> **WRITTEN REQUEST**
Note how many lines hold "Settings" and report that number by itself.

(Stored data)
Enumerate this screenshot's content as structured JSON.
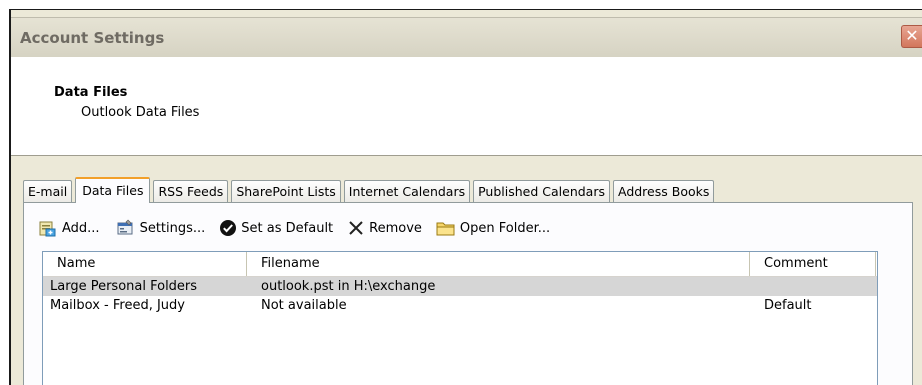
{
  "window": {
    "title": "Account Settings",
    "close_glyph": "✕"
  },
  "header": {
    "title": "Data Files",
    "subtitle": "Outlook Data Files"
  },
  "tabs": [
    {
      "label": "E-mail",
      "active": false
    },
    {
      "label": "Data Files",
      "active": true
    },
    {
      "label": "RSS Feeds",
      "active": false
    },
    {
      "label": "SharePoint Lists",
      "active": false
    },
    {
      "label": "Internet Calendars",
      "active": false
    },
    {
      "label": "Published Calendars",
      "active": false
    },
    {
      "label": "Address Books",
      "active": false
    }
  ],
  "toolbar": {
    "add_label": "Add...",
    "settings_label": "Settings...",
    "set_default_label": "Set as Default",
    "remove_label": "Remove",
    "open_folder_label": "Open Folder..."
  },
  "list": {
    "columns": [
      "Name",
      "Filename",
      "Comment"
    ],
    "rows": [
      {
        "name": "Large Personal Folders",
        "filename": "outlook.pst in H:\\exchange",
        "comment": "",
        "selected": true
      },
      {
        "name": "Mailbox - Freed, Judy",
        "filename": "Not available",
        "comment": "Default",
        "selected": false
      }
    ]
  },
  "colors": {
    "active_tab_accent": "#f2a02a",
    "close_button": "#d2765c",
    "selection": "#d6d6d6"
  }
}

* * *

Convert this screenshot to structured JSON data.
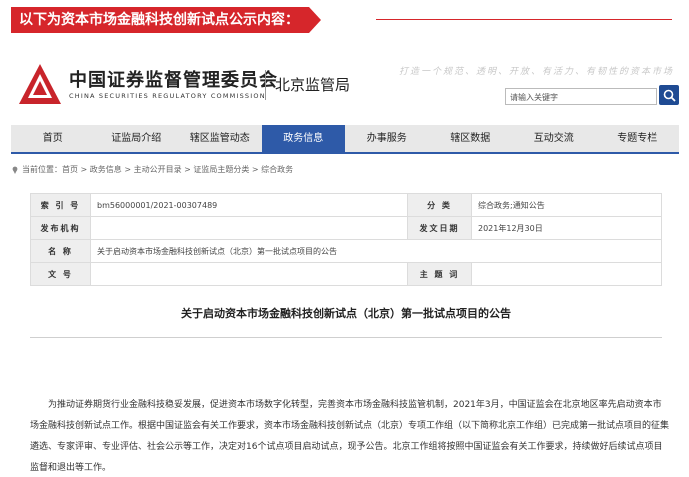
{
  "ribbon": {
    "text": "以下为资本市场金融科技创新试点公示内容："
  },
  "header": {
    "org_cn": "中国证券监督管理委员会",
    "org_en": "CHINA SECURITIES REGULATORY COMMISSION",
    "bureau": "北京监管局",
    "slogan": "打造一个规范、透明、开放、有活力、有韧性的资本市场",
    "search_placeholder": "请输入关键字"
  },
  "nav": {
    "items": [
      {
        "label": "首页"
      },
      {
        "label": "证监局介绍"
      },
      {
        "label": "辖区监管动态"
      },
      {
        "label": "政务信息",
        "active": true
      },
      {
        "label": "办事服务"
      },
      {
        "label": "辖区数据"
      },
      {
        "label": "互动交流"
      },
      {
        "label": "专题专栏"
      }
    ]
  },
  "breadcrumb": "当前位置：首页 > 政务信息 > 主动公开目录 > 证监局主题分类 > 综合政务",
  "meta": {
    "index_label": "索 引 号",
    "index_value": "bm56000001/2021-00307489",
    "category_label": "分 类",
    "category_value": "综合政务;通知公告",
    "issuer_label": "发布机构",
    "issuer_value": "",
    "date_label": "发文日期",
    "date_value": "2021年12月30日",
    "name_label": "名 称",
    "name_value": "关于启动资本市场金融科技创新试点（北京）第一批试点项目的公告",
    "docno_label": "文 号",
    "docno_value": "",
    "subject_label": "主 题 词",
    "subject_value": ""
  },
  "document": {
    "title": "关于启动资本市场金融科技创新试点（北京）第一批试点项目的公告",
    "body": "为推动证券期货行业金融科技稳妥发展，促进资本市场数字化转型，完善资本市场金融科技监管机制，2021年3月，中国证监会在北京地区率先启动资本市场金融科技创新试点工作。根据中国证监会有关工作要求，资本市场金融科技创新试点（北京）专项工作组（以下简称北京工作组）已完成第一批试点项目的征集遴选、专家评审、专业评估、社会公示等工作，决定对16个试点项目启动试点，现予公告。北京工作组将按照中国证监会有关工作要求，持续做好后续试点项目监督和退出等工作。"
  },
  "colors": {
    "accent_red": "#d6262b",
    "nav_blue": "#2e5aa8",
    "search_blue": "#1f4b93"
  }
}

* * *

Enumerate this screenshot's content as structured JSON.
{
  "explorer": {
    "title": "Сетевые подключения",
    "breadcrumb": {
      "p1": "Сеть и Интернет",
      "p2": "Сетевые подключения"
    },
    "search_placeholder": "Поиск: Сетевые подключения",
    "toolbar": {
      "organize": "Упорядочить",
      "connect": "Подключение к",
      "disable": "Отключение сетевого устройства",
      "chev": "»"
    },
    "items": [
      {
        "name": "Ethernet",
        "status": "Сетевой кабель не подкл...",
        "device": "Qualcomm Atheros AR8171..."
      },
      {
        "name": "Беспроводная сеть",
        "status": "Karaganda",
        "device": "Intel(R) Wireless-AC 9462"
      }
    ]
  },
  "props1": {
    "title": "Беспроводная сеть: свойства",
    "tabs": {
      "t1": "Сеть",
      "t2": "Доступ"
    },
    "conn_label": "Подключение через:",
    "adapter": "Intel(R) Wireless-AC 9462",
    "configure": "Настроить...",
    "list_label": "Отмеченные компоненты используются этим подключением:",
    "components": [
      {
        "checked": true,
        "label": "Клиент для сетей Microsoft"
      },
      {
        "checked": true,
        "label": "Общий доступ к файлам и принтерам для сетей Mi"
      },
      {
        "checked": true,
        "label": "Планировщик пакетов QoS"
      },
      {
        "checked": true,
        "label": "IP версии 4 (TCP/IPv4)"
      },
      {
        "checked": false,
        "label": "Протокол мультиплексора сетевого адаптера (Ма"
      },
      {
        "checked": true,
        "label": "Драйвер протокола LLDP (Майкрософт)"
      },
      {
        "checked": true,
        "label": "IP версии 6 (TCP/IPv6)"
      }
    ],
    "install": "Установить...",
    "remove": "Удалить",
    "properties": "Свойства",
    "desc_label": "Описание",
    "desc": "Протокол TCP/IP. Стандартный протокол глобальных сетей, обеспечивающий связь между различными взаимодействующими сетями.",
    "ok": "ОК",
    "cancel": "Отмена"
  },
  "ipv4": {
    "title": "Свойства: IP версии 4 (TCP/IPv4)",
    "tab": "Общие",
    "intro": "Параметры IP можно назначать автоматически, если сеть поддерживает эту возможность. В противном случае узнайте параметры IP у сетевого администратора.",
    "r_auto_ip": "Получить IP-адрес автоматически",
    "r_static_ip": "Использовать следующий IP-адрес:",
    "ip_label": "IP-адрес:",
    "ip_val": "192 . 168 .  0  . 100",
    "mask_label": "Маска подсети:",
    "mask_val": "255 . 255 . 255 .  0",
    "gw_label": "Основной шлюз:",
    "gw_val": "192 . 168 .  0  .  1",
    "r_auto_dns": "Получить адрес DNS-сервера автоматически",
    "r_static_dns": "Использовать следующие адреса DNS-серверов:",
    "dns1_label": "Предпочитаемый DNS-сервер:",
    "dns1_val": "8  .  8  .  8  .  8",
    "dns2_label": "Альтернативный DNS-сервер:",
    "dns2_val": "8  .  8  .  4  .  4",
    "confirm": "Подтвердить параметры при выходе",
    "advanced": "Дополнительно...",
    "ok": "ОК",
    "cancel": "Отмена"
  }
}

> **RESULT OF THE EXERCISE**
2